> _Instructions for the task_: Write out all records as given; omit images.

--------------------------------

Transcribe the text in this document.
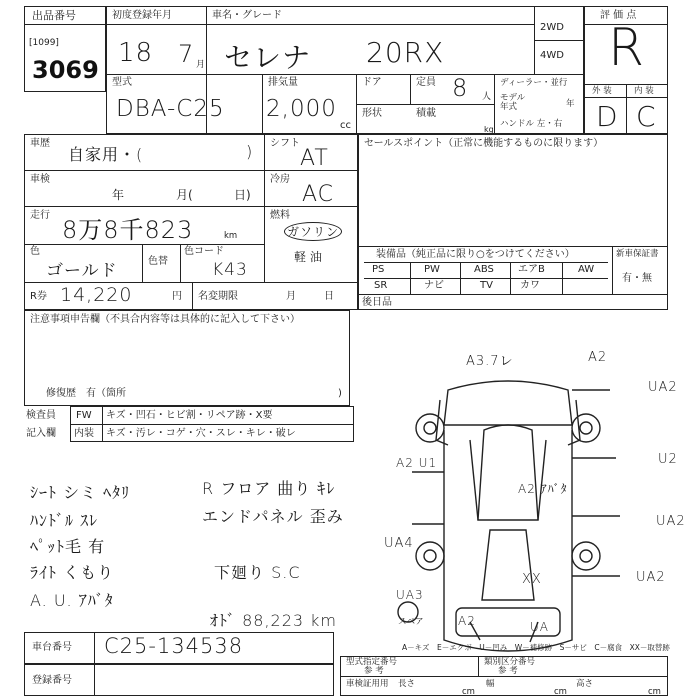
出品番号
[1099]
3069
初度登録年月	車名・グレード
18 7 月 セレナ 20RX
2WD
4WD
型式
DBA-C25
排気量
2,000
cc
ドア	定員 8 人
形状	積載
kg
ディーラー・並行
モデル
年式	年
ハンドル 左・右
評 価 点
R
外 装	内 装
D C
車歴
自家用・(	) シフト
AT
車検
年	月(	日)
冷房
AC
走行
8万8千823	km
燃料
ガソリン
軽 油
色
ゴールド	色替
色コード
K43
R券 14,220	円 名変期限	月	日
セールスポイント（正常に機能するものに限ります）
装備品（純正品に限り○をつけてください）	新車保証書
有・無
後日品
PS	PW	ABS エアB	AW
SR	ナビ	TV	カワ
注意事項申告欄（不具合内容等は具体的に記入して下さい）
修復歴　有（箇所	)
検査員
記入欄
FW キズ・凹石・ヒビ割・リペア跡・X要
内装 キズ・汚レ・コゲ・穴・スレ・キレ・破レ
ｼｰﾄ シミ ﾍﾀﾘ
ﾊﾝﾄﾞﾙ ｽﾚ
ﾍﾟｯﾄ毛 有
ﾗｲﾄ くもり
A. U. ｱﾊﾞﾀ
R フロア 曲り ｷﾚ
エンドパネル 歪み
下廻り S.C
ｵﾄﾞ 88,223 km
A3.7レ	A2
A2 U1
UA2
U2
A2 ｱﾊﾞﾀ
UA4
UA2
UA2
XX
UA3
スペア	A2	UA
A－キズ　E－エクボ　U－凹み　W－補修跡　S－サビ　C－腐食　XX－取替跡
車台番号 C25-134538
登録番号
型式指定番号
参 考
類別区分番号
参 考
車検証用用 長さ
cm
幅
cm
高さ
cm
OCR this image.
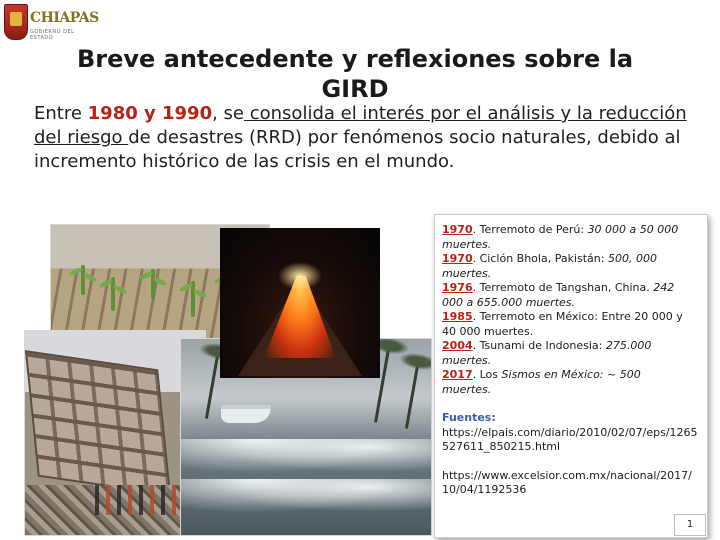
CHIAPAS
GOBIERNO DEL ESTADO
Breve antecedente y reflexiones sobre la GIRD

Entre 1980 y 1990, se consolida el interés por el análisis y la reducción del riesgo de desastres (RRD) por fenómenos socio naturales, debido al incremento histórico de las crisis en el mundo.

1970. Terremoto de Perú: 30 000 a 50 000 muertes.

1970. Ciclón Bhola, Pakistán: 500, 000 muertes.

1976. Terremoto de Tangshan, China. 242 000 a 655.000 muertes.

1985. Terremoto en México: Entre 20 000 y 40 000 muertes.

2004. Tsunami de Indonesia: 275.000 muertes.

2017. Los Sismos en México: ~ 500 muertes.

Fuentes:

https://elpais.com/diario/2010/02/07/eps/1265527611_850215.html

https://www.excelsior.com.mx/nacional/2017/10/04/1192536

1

--------------------------------

> _Answer to the task_:
Transcribe the text in this document.
出品番号
[1099]
3069
初度登録年月	車名・グレード
18 7 月 セレナ 20RX
2WD
4WD
型式
DBA-C25
排気量
2,000
cc
ドア	定員 8 人
形状	積載
kg
ディーラー・並行
モデル
年式	年
ハンドル 左・右
評 価 点
R
外 装	内 装
D C
車歴
自家用・(	) シフト
AT
車検
年	月(	日)
冷房
AC
走行
8万8千823	km
燃料
ガソリン
軽 油
色
ゴールド	色替
色コード
K43
R券 14,220	円 名変期限	月	日
セールスポイント（正常に機能するものに限ります）
装備品（純正品に限り○をつけてください）	新車保証書
有・無
後日品
PS	PW	ABS エアB	AW
SR	ナビ	TV	カワ
注意事項申告欄（不具合内容等は具体的に記入して下さい）
修復歴　有（箇所	)
検査員
記入欄
FW キズ・凹石・ヒビ割・リペア跡・X要
内装 キズ・汚レ・コゲ・穴・スレ・キレ・破レ
ｼｰﾄ シミ ﾍﾀﾘ
ﾊﾝﾄﾞﾙ ｽﾚ
ﾍﾟｯﾄ毛 有
ﾗｲﾄ くもり
A. U. ｱﾊﾞﾀ
R フロア 曲り ｷﾚ
エンドパネル 歪み
下廻り S.C
ｵﾄﾞ 88,223 km
A3.7レ	A2
A2 U1
UA2
U2
A2 ｱﾊﾞﾀ
UA4
UA2
UA2
XX
UA3
スペア	A2	UA
A－キズ　E－エクボ　U－凹み　W－補修跡　S－サビ　C－腐食　XX－取替跡
車台番号 C25-134538
登録番号
型式指定番号
参 考
類別区分番号
参 考
車検証用用 長さ
cm
幅
cm
高さ
cm
OCR this image.
CHIAPAS
GOBIERNO DEL ESTADO
Breve antecedente y reflexiones sobre la GIRD

Entre 1980 y 1990, se consolida el interés por el análisis y la reducción del riesgo de desastres (RRD) por fenómenos socio naturales, debido al incremento histórico de las crisis en el mundo.

1970. Terremoto de Perú: 30 000 a 50 000 muertes.

1970. Ciclón Bhola, Pakistán: 500, 000 muertes.

1976. Terremoto de Tangshan, China. 242 000 a 655.000 muertes.

1985. Terremoto en México: Entre 20 000 y 40 000 muertes.

2004. Tsunami de Indonesia: 275.000 muertes.

2017. Los Sismos en México: ~ 500 muertes.

Fuentes:

https://elpais.com/diario/2010/02/07/eps/1265527611_850215.html

https://www.excelsior.com.mx/nacional/2017/10/04/1192536

1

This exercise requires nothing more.